> **Directive**: Give an exact copy of every line, leaving images out.
==============================
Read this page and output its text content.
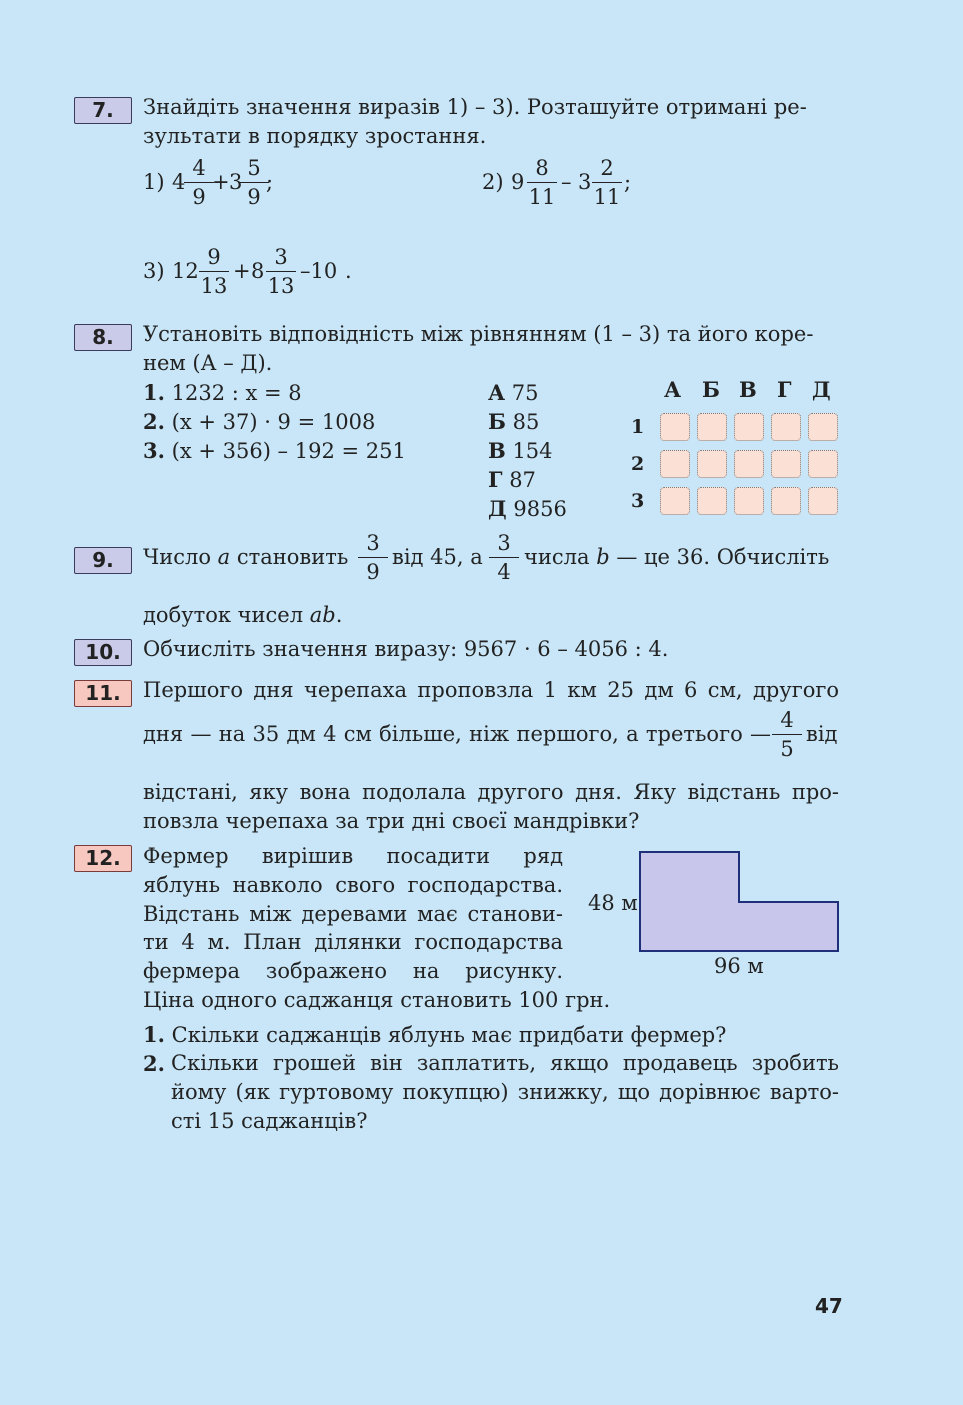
7.	Знайдіть значення виразів 1) – 3). Розташуйте отримані ре-
зультати в порядку зростання.
1) 4
4
9
+ 3
5
9
;	2) 9
8
11
– 3
2
11
;
3) 12
9
13
+ 8
3
13
–10 .
8.	Установіть відповідність між рівнянням (1 – 3) та його коре-
нем (А – Д).
1. 1232 : x = 8
2. (x + 37) · 9 = 1008
3. (x + 356) – 192 = 251
А 75
Б 85
В 154
Г 87
Д 9856
А Б В Г Д
1
2
3
9.	Число a становить
3
9
від 45, а
3
4
числа b — це 36. Обчисліть
добуток чисел ab.
10.	Обчисліть значення виразу: 9567 · 6 – 4056 : 4.
11.	Першого дня черепаха проповзла 1 км 25 дм 6 см, другого
дня — на 35 дм 4 см більше, ніж першого, а третього —
4
5
від
відстані, яку вона подолала другого дня. Яку відстань про-
повзла черепаха за три дні своєї мандрівки?
12.	Фермер вирішив посадити ряд
яблунь навколо свого господарства.
Відстань між деревами має станови-
ти 4 м. План ділянки господарства
фермера зображено на рисунку.
Ціна одного саджанця становить 100 грн.
48 м
96 м
1. Скільки саджанців яблунь має придбати фермер?
2. Скільки грошей він заплатить, якщо продавець зробить
йому (як гуртовому покупцю) знижку, що дорівнює варто-
сті 15 саджанців?
47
==============================
> **Solution to this task**:
Read this page and output its text content.
7.	Знайдіть значення виразів 1) – 3). Розташуйте отримані ре-
зультати в порядку зростання.
1) 4
4
9
+ 3
5
9
;	2) 9
8
11
– 3
2
11
;
3) 12
9
13
+ 8
3
13
–10 .
8.	Установіть відповідність між рівнянням (1 – 3) та його коре-
нем (А – Д).
1. 1232 : x = 8
2. (x + 37) · 9 = 1008
3. (x + 356) – 192 = 251
А 75
Б 85
В 154
Г 87
Д 9856
А Б В Г Д
1
2
3
9.	Число a становить
3
9
від 45, а
3
4
числа b — це 36. Обчисліть
добуток чисел ab.
10.	Обчисліть значення виразу: 9567 · 6 – 4056 : 4.
11.	Першого дня черепаха проповзла 1 км 25 дм 6 см, другого
дня — на 35 дм 4 см більше, ніж першого, а третього —
4
5
від
відстані, яку вона подолала другого дня. Яку відстань про-
повзла черепаха за три дні своєї мандрівки?
12.	Фермер вирішив посадити ряд
яблунь навколо свого господарства.
Відстань між деревами має станови-
ти 4 м. План ділянки господарства
фермера зображено на рисунку.
Ціна одного саджанця становить 100 грн.
48 м
96 м
1. Скільки саджанців яблунь має придбати фермер?
2. Скільки грошей він заплатить, якщо продавець зробить
йому (як гуртовому покупцю) знижку, що дорівнює варто-
сті 15 саджанців?
47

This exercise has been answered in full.